> **TASK TO COMPLETE**
Among the entries, which lines carry the string "tooltip"? Copy each of them.
--- Start DATA SECTION ---
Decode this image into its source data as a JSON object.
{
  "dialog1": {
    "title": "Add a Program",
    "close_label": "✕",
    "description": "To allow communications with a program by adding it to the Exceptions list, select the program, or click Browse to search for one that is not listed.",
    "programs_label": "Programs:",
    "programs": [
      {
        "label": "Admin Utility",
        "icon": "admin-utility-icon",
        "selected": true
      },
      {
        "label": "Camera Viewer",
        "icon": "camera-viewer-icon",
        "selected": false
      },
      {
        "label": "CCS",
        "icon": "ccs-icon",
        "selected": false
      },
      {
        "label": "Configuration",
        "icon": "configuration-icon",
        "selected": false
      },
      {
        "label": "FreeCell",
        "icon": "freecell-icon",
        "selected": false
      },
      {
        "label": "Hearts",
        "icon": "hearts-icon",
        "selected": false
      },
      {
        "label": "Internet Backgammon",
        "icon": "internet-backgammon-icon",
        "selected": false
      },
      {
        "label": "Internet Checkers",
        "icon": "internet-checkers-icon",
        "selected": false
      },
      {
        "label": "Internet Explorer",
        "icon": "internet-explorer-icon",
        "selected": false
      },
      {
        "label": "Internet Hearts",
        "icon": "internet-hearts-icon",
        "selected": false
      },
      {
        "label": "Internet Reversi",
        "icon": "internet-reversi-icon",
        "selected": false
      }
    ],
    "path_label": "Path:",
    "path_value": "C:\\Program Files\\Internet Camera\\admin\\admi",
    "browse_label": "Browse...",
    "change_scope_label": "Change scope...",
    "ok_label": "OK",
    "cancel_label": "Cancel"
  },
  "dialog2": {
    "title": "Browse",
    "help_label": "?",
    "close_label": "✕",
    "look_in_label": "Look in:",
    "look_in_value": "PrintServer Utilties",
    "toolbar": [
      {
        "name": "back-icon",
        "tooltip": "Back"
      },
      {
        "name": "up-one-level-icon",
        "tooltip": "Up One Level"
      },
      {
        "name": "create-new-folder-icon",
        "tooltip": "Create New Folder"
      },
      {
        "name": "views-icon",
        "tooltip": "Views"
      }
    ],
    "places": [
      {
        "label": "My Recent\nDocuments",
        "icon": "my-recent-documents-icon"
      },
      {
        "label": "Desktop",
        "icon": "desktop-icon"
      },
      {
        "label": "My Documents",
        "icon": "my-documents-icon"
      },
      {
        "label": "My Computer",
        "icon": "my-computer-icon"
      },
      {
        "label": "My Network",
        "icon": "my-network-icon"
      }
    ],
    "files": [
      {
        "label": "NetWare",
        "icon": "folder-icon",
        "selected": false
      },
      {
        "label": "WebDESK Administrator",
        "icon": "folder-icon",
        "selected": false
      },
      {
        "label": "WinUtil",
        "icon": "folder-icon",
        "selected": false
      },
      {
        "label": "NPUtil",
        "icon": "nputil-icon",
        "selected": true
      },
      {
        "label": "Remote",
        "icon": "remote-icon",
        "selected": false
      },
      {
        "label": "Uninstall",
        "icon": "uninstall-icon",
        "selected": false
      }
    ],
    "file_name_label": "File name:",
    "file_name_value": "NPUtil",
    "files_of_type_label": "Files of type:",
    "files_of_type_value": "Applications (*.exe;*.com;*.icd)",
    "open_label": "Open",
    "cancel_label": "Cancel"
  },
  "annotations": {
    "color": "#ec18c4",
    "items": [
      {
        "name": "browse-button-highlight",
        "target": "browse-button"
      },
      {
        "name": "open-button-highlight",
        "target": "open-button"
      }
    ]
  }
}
--- End DATA SECTION ---
> **TASK SOLUTION**
        "tooltip": "Back"
        "tooltip": "Up One Level"
        "tooltip": "Create New Folder"
        "tooltip": "Views"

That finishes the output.